EXERCISE INSTRUCTIONS: Give the number of lines in the listing below that include the word "Novelty", with nothing more.

DATASET CONTENT:
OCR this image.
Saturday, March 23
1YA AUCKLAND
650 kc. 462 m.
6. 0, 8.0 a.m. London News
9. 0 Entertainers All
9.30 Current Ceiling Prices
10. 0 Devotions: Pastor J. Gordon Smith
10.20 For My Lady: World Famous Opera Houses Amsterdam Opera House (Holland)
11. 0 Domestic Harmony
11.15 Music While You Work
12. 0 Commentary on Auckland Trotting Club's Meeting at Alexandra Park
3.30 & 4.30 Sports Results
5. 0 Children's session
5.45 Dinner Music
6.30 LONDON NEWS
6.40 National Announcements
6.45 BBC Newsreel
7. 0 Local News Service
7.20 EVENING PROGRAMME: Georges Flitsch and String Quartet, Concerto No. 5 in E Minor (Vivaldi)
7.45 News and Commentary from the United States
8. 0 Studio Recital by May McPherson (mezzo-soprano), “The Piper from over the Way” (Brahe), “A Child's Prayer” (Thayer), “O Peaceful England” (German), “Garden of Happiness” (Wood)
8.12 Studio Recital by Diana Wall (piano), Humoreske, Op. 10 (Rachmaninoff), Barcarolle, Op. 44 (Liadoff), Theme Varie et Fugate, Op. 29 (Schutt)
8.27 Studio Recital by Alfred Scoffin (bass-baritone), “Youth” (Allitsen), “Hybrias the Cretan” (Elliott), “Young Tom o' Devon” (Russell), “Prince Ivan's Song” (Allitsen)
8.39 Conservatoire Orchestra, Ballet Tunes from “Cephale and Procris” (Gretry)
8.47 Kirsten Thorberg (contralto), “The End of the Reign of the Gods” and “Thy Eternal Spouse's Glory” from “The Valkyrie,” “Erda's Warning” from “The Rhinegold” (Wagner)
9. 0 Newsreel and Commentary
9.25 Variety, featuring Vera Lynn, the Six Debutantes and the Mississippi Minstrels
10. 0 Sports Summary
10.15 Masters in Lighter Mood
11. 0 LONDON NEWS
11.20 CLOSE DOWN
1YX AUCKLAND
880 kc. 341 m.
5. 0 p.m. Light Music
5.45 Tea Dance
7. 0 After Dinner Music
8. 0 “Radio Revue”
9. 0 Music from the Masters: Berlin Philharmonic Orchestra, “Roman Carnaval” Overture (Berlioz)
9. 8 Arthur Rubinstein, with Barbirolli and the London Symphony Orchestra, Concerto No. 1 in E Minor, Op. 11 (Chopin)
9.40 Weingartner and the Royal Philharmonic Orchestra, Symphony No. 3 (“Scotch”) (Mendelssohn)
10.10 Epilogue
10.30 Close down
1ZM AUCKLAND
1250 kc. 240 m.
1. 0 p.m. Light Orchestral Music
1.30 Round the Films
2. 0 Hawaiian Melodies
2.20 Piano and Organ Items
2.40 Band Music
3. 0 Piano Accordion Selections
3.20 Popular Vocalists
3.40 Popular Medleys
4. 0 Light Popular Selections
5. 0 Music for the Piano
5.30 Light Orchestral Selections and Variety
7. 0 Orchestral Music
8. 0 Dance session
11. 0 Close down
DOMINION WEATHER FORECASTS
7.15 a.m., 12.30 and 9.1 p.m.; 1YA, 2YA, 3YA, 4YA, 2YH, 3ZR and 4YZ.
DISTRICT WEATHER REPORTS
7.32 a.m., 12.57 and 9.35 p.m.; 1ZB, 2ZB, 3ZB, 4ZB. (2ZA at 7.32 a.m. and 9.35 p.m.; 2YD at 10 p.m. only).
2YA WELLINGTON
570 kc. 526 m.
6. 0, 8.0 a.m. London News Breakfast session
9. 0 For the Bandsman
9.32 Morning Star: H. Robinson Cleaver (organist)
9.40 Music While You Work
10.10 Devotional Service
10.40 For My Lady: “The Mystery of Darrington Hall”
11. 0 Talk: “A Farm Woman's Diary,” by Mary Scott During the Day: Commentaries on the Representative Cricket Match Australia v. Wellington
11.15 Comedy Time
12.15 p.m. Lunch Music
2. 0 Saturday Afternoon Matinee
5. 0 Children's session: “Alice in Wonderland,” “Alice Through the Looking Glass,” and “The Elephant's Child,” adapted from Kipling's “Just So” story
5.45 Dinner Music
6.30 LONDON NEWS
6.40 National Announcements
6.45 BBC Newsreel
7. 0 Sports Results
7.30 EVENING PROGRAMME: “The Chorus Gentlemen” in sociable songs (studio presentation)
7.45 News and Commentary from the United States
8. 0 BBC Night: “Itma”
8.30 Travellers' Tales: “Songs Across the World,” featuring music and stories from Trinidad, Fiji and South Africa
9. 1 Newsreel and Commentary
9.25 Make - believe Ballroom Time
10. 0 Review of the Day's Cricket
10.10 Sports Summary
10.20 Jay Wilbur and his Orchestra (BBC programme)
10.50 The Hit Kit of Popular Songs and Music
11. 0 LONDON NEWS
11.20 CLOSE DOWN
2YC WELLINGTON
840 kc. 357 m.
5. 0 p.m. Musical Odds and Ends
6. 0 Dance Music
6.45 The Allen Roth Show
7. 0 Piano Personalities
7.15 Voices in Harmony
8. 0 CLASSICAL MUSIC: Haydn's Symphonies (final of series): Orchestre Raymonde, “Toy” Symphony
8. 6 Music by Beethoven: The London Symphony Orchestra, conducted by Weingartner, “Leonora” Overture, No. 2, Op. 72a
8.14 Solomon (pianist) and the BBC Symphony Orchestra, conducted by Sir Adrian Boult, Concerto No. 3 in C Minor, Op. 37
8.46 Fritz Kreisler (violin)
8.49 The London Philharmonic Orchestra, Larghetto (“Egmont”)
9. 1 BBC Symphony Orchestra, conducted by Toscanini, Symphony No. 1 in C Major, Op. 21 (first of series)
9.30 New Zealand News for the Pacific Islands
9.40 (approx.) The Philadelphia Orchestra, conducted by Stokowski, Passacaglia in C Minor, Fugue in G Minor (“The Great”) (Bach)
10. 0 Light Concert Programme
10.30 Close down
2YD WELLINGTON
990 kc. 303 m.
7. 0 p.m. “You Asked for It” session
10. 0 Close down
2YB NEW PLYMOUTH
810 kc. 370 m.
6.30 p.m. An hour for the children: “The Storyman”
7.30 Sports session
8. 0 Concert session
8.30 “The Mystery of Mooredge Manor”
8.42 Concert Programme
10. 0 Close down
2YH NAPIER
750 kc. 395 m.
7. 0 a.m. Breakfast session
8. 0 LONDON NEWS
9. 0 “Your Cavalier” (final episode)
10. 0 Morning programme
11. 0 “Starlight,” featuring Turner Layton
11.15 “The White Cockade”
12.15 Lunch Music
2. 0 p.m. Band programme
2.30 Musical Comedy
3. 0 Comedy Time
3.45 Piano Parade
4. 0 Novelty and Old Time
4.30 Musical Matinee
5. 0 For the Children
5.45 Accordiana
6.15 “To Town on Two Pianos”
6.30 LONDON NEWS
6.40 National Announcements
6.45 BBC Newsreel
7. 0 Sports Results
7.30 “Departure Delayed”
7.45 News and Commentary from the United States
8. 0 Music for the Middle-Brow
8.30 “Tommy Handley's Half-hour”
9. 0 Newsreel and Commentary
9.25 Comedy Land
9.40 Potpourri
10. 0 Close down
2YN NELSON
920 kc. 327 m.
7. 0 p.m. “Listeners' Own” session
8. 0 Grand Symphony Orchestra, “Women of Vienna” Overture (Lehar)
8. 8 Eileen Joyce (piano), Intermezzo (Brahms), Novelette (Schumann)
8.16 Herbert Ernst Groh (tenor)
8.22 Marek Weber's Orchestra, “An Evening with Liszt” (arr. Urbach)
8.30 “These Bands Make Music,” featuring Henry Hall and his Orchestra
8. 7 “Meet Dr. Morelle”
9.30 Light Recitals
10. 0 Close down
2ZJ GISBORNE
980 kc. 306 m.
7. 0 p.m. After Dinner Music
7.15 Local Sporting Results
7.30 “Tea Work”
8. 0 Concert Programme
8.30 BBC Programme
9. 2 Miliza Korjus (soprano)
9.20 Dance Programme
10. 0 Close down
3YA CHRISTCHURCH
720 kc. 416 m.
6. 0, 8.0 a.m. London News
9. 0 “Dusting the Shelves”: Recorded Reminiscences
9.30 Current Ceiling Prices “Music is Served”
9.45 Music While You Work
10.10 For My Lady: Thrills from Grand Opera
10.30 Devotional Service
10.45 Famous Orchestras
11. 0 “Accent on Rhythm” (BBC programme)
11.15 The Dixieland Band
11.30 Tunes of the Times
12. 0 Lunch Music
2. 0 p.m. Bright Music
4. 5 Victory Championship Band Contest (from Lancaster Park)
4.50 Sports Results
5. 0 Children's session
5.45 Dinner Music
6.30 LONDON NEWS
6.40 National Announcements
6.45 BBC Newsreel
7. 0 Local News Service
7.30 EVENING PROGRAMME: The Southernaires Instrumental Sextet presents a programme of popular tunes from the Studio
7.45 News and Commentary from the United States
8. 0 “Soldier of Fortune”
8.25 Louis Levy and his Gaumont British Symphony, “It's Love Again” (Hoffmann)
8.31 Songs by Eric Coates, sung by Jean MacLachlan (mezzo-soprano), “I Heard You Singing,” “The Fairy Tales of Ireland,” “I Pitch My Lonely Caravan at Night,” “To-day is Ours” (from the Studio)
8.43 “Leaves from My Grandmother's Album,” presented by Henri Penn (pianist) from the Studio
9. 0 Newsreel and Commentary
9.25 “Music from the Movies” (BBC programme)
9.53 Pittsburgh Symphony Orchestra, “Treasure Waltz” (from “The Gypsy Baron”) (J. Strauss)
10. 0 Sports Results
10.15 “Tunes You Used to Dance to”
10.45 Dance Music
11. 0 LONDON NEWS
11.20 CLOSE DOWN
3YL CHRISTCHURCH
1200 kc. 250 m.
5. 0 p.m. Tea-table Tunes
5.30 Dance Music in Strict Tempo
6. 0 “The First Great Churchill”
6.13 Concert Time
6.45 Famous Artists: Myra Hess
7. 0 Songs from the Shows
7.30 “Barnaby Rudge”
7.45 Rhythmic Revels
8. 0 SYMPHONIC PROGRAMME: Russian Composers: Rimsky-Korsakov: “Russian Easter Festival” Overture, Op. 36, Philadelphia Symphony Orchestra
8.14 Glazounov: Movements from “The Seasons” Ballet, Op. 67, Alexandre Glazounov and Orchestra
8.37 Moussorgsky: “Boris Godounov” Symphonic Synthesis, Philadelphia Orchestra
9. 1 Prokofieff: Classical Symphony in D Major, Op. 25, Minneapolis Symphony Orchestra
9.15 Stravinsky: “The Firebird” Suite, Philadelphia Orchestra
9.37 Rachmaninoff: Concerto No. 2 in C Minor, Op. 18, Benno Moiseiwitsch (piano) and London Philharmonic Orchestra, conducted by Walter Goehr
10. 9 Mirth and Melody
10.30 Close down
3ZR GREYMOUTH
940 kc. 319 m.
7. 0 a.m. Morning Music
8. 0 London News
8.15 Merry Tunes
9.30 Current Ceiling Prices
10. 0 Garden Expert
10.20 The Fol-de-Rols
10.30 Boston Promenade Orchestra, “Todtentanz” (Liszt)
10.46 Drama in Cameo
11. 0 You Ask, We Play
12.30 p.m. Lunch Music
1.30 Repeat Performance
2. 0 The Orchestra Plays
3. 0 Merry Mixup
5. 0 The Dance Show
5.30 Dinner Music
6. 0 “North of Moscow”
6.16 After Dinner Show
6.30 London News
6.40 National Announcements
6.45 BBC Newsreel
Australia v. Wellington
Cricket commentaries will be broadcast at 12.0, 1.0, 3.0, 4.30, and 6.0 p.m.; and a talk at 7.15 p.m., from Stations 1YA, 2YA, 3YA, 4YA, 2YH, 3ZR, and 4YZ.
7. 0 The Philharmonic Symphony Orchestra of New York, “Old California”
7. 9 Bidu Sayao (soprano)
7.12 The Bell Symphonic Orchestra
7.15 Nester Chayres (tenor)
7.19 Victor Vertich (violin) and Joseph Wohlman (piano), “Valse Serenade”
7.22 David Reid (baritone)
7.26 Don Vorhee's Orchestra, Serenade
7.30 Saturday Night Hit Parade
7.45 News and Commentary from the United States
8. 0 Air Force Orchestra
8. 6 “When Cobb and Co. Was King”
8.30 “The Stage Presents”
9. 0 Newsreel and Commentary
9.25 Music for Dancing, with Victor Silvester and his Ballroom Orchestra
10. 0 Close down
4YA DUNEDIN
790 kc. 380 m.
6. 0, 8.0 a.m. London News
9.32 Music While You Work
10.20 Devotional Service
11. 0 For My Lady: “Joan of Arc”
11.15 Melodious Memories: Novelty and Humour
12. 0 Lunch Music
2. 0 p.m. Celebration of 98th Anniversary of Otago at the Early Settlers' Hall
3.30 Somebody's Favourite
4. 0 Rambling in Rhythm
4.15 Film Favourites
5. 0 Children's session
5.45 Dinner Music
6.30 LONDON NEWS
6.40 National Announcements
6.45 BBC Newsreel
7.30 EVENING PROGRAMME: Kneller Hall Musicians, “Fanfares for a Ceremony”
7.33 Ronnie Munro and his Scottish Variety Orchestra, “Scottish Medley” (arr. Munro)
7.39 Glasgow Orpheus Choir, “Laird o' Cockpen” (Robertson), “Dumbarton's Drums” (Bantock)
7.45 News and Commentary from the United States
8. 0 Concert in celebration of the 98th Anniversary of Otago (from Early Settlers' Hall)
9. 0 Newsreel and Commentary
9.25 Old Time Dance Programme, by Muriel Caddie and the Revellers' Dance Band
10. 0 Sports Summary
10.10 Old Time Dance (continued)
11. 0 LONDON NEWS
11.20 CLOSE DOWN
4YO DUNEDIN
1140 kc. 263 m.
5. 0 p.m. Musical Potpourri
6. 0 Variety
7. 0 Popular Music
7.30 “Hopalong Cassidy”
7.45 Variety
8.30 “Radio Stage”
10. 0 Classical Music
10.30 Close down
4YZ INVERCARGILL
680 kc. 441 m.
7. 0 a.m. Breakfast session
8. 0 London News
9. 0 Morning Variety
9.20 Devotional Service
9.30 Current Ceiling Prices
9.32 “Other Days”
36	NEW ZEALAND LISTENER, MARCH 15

OUTPUT FOR THIS TASK: 2